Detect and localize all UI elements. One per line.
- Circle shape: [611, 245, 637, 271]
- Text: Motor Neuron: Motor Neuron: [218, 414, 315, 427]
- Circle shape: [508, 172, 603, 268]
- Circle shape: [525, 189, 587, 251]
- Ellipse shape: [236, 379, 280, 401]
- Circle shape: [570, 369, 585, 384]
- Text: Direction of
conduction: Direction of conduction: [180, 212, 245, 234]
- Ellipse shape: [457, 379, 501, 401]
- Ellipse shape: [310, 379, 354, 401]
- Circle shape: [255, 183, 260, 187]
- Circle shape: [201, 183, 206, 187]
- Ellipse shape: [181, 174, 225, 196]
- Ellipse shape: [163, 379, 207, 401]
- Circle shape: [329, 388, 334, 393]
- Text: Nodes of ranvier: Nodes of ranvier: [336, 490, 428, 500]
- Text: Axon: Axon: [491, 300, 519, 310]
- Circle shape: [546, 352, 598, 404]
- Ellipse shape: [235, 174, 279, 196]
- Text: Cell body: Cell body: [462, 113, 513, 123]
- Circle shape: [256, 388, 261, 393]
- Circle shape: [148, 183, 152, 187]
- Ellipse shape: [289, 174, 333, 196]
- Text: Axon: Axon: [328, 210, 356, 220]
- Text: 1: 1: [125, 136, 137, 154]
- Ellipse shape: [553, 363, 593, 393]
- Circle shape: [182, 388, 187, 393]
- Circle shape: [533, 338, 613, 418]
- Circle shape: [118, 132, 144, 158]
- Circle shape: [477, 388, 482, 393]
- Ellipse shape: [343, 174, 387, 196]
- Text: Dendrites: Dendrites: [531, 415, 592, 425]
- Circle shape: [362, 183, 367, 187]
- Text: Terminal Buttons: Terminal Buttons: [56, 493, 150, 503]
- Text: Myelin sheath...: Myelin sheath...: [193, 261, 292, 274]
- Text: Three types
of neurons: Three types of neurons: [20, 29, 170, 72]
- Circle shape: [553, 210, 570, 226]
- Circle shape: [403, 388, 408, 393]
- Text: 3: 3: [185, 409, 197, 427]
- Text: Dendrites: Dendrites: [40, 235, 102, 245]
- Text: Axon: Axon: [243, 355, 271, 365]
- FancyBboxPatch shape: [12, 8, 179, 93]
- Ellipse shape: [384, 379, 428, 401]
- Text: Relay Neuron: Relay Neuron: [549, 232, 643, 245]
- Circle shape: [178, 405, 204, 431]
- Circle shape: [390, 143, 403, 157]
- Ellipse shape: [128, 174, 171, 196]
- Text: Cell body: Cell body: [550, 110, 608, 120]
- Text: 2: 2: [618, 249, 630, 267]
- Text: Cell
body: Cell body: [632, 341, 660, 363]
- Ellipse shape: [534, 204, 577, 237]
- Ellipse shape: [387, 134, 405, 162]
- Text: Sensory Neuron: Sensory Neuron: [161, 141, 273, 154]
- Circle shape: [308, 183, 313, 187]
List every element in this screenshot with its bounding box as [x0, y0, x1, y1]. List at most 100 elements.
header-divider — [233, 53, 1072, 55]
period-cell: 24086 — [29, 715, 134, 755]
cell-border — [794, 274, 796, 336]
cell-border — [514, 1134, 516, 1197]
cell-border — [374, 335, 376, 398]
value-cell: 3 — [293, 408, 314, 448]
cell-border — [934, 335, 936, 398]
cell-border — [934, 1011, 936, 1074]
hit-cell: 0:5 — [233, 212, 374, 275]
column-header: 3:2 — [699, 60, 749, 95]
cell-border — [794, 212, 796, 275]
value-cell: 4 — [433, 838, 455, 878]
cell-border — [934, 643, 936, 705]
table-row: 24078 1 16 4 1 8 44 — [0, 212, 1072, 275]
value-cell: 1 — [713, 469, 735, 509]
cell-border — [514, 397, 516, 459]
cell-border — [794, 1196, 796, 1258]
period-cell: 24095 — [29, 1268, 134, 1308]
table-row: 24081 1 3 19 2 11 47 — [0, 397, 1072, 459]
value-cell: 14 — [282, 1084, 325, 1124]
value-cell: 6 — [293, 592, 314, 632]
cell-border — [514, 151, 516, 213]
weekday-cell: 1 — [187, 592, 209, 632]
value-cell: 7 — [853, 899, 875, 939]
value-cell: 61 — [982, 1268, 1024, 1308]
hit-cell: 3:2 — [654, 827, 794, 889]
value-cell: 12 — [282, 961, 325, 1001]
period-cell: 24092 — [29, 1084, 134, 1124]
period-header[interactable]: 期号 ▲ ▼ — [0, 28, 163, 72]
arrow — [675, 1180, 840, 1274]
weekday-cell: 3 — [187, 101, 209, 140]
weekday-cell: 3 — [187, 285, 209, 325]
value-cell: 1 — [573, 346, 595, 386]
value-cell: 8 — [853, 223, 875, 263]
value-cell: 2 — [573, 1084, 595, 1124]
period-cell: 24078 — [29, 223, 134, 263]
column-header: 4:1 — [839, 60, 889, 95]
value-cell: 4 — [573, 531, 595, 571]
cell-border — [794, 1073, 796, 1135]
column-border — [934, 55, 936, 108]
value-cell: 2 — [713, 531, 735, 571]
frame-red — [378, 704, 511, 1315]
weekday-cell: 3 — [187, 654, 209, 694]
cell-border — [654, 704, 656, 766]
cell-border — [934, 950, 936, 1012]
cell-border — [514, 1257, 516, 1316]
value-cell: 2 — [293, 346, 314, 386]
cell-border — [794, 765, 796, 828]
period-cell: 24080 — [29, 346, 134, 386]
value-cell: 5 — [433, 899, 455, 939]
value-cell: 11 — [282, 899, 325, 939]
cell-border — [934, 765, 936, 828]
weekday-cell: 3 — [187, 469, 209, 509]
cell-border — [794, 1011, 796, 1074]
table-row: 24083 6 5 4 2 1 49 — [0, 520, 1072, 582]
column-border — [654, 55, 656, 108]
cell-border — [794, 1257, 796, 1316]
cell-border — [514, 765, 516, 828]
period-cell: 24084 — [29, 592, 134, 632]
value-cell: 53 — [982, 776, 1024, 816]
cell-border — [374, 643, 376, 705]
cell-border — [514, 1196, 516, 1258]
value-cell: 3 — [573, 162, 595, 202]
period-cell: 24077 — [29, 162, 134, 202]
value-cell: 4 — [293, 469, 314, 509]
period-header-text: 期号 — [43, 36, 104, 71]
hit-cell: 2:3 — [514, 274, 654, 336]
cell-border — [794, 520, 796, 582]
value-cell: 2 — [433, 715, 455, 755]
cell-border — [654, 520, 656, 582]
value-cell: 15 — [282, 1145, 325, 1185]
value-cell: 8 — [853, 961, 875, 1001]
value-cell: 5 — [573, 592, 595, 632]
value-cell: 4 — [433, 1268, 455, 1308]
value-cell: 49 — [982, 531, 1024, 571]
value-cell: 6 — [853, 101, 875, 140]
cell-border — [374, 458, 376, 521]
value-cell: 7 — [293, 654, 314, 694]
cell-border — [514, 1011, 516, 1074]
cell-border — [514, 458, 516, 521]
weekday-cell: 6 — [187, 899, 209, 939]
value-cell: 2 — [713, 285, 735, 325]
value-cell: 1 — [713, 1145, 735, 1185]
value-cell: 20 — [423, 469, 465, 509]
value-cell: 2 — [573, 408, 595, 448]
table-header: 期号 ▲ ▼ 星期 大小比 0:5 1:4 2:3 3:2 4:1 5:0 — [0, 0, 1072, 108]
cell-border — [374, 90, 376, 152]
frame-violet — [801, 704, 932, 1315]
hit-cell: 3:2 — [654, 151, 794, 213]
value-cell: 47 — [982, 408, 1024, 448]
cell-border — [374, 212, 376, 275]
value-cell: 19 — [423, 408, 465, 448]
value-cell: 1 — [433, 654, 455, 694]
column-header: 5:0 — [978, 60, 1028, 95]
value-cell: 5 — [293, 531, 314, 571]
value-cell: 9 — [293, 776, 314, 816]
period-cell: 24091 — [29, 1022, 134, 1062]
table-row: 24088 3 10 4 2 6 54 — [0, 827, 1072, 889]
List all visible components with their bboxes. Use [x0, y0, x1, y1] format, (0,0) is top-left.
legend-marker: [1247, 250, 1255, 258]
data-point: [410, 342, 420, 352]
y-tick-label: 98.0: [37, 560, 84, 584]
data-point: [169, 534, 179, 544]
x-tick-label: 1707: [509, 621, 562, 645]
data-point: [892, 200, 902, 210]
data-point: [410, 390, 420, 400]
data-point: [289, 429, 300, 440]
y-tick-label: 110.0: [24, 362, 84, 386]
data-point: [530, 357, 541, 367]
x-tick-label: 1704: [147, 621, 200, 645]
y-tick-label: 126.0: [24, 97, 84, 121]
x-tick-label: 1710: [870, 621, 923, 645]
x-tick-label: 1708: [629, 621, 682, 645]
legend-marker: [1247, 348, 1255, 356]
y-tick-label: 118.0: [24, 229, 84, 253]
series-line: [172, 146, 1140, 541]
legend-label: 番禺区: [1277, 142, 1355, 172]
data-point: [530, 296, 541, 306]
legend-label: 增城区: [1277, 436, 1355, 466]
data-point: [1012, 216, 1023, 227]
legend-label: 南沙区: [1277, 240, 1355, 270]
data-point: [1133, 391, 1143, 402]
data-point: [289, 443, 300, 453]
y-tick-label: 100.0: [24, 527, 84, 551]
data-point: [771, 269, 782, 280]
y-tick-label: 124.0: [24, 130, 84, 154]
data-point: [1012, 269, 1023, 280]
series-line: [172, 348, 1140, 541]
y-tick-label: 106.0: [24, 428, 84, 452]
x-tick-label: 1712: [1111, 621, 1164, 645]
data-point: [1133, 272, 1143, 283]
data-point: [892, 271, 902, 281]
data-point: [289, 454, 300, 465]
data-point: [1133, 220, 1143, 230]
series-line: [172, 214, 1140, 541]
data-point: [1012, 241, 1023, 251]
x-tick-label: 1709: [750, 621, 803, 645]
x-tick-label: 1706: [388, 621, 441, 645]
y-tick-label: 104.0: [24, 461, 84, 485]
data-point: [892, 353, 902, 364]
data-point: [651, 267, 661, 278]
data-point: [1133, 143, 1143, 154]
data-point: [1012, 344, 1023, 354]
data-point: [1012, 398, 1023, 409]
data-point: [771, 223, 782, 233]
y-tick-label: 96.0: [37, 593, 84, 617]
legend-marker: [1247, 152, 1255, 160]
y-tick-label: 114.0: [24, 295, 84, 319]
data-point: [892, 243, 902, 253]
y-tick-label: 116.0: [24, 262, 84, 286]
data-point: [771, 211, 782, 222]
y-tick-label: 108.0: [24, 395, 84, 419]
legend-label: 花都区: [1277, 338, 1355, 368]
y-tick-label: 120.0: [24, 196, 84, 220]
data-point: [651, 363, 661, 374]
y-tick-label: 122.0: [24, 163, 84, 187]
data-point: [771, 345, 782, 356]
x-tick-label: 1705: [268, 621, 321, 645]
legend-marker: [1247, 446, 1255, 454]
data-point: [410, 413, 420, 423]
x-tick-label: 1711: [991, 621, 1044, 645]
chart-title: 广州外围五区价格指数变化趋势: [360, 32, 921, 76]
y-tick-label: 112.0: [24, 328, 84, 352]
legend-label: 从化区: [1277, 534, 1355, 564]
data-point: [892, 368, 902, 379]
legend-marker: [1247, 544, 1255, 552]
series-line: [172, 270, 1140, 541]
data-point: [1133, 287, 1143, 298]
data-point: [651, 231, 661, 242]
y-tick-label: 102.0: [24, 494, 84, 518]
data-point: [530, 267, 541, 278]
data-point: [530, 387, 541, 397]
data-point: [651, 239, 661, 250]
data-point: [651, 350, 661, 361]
□ □ □ □ □
WHAT THE EXERCISE ASKS:
Reproduce word for word everything from the start of the records down to and including the line that contains "- Circle shape: [390, 143, 403, 157]".

SOLVED PROBLEM:
Detect and localize all UI elements. One per line.
- Circle shape: [611, 245, 637, 271]
- Text: Motor Neuron: Motor Neuron: [218, 414, 315, 427]
- Circle shape: [508, 172, 603, 268]
- Circle shape: [525, 189, 587, 251]
- Ellipse shape: [236, 379, 280, 401]
- Circle shape: [570, 369, 585, 384]
- Text: Direction of
conduction: Direction of conduction: [180, 212, 245, 234]
- Ellipse shape: [457, 379, 501, 401]
- Ellipse shape: [310, 379, 354, 401]
- Circle shape: [255, 183, 260, 187]
- Circle shape: [201, 183, 206, 187]
- Ellipse shape: [181, 174, 225, 196]
- Ellipse shape: [163, 379, 207, 401]
- Circle shape: [329, 388, 334, 393]
- Text: Nodes of ranvier: Nodes of ranvier: [336, 490, 428, 500]
- Text: Axon: Axon: [491, 300, 519, 310]
- Circle shape: [546, 352, 598, 404]
- Ellipse shape: [235, 174, 279, 196]
- Text: Cell body: Cell body: [462, 113, 513, 123]
- Circle shape: [256, 388, 261, 393]
- Circle shape: [148, 183, 152, 187]
- Ellipse shape: [289, 174, 333, 196]
- Text: Axon: Axon: [328, 210, 356, 220]
- Text: 1: 1: [125, 136, 137, 154]
- Ellipse shape: [553, 363, 593, 393]
- Circle shape: [182, 388, 187, 393]
- Circle shape: [533, 338, 613, 418]
- Circle shape: [118, 132, 144, 158]
- Circle shape: [477, 388, 482, 393]
- Ellipse shape: [343, 174, 387, 196]
- Text: Dendrites: Dendrites: [531, 415, 592, 425]
- Circle shape: [362, 183, 367, 187]
- Text: Terminal Buttons: Terminal Buttons: [56, 493, 150, 503]
- Text: Myelin sheath...: Myelin sheath...: [193, 261, 292, 274]
- Text: Three types
of neurons: Three types of neurons: [20, 29, 170, 72]
- Circle shape: [553, 210, 570, 226]
- Circle shape: [403, 388, 408, 393]
- Text: 3: 3: [185, 409, 197, 427]
- Text: Dendrites: Dendrites: [40, 235, 102, 245]
- Text: Axon: Axon: [243, 355, 271, 365]
- FancyBboxPatch shape: [12, 8, 179, 93]
- Ellipse shape: [384, 379, 428, 401]
- Text: Relay Neuron: Relay Neuron: [549, 232, 643, 245]
- Circle shape: [178, 405, 204, 431]
- Circle shape: [390, 143, 403, 157]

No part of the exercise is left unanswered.